The TRS-20 - Timing check

A render of a WIP board design, courtesy of KiCad.

I am working on the CPU board design, which covers too many topics and decisions to fit into just one post. This particular post explores timing in depth, checking that I understand how fast my logic circuits must be to keep the bus contention free and the CPU state valid.

But first, a digression…

When, say, an adder circuit in a CPU is presented with some values on its input wires, some brief amount of time will elapse before the correct value presents on its output wires. In the meantime, it’s even possible that the output value will pass through intermediate states before settling on the right answer. The clock in a processor is the solution to this: it doesn’t matter what the circuit does while computing its answer, so long as it’s got the right answer by the time the next clock transition happens. The clock signal synchronises all the circuits of the processor, shuffling data from circuit to circuit with metronomic regularity.

When you pop out of the CPU and look at its immediate peripherals, the clock signal comes along for the ride. External components must march to the same drum as the processor, consuming data it outputs before the processor has moved on to the next task, and providing data as input before the processor acts on it.

This manifests in data sheets and other documentation as timing diagrams. These diagrams have time as the horizontal axis, and signal levels as the vertical axis, with multiple signals on the same diagram to show how the signals must synchronise with each other. If there’s a clock synchronising the signals, it’ll usually be the first signal in the diagram. Since the diagram’s purpose is to show relative timing constraints, the time axis isn’t accurate - if two signals change at the same point horizontally, they’re only specified to change at the same time if the diagram indicates a zero time delay between them.

A timing diagram’s value is in explaining how one signal’s change in state is related to another signal. In the above diagram, a table would give an upper or lower bound for the intervals marked 1 and 2. An upper bound for interval 1 would specify the maximum time that the address lines will settle after the rising edge of T1. A lower bound for interval 2 would specify the minimum time that the address lines will be settled before /MREQ falls.

Processor timing details for the Z180

For the Z180 processor, there’s a feast of timing diagrams to dine on. They get their own section of the User Manual, and are one of the few pieces of information that appear in both the User Manual and the specification document. They’re accompanied by large data tables specifying bounds for various durations in the diagram. Time value t_CYC is the clock cycle time - the time between each rising edge. For the Z8L180-20 t_CYC lies between 50ns and DC, reflecting that the maximum speed of the processor is 20MHz ($\frac{1}{20e^6} = 50e^{-9}$), and there is no minimum speed: you can stop its clock entirely.

RECORDS SUPPLIED >>
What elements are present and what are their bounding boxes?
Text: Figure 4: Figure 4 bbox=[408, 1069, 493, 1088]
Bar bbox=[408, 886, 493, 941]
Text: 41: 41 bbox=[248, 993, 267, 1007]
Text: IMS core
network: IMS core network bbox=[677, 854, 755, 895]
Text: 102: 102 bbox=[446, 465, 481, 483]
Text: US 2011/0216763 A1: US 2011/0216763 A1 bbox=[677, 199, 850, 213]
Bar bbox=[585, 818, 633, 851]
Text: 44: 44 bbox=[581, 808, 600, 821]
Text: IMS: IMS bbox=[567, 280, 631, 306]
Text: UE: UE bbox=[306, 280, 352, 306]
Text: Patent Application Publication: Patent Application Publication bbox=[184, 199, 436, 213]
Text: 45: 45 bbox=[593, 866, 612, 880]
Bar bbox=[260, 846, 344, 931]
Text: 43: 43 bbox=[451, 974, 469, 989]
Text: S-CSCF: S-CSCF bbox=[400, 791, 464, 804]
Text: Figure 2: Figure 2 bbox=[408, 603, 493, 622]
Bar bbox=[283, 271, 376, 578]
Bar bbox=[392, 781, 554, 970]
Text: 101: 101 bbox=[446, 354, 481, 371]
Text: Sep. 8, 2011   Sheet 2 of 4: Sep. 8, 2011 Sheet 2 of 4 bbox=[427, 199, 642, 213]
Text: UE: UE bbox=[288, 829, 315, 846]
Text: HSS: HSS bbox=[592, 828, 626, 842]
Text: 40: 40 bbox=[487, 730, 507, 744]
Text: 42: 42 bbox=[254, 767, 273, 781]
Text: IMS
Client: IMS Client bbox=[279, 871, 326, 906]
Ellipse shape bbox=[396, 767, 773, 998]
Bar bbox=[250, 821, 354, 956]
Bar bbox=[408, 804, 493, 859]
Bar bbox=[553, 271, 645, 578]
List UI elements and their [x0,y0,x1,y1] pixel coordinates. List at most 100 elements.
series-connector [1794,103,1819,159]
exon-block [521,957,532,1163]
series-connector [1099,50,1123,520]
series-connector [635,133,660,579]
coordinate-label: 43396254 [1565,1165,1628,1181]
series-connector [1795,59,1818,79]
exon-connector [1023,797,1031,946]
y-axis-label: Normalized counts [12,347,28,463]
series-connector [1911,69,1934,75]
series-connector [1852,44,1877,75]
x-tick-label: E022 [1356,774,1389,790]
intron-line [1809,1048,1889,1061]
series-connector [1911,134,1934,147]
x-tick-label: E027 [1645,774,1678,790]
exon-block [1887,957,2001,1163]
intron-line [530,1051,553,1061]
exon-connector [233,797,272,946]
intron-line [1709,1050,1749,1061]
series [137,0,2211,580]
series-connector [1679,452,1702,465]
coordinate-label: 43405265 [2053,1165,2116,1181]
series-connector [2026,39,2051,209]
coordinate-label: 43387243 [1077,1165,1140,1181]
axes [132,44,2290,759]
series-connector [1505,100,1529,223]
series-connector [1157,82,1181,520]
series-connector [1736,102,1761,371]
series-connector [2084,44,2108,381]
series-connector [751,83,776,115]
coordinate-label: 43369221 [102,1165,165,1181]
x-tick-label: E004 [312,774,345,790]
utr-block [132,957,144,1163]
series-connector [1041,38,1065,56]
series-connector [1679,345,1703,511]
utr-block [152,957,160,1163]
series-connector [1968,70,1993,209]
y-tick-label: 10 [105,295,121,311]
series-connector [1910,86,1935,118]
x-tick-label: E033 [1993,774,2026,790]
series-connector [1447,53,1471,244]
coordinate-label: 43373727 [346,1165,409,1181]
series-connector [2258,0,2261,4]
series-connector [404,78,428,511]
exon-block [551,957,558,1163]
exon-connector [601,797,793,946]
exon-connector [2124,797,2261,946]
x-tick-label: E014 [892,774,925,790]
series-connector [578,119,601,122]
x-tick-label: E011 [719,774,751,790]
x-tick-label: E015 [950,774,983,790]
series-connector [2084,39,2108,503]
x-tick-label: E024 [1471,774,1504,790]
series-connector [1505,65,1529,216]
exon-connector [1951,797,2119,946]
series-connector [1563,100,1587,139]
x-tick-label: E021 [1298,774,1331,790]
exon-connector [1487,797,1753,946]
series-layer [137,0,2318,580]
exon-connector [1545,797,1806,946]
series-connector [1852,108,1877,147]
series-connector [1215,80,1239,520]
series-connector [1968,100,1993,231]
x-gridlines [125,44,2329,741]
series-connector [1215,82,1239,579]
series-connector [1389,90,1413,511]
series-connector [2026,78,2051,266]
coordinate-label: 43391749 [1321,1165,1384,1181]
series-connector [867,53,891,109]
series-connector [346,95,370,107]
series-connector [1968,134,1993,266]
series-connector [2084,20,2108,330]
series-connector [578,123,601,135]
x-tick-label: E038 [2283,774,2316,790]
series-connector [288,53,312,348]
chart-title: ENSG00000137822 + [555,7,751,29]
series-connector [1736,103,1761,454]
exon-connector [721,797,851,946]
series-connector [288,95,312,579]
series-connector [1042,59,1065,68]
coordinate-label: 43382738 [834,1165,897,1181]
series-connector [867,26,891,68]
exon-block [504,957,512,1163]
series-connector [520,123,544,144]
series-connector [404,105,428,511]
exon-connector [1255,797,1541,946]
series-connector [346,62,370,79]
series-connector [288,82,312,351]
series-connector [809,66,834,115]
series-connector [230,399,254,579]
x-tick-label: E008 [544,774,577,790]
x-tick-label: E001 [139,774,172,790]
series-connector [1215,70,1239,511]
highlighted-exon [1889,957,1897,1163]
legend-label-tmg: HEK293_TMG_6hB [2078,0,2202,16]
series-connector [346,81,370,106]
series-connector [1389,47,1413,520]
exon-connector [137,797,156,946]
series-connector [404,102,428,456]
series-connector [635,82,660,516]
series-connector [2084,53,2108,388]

TASK SET >>
A - Could you quote the timing check post word for word, starting with "A render of" and going on through "CPU state valid."?
B - Can you put the records into a JSON list of strings, one string per line and blank lines left out, starting with the first line of the records and going on through the line with "Text: S-CSCF: S-CSCF"?

THE RESULTS >>
A -
A render of a WIP board design, courtesy of KiCad.

I am working on the CPU board design, which covers too many topics and decisions to fit into just one post. This particular post explores timing in depth, checking that I understand how fast my logic circuits must be to keep the bus contention free and the CPU state valid.

B -
[
  "What elements are present and what are their bounding boxes?",
  "Text: Figure 4: Figure 4 bbox=[408, 1069, 493, 1088]",
  "Bar bbox=[408, 886, 493, 941]",
  "Text: 41: 41 bbox=[248, 993, 267, 1007]",
  "Text: IMS core",
  "network: IMS core network bbox=[677, 854, 755, 895]",
  "Text: 102: 102 bbox=[446, 465, 481, 483]",
  "Text: US 2011/0216763 A1: US 2011/0216763 A1 bbox=[677, 199, 850, 213]",
  "Bar bbox=[585, 818, 633, 851]",
  "Text: 44: 44 bbox=[581, 808, 600, 821]",
  "Text: IMS: IMS bbox=[567, 280, 631, 306]",
  "Text: UE: UE bbox=[306, 280, 352, 306]",
  "Text: Patent Application Publication: Patent Application Publication bbox=[184, 199, 436, 213]",
  "Text: 45: 45 bbox=[593, 866, 612, 880]",
  "Bar bbox=[260, 846, 344, 931]",
  "Text: 43: 43 bbox=[451, 974, 469, 989]",
  "Text: S-CSCF: S-CSCF bbox=[400, 791, 464, 804]"
]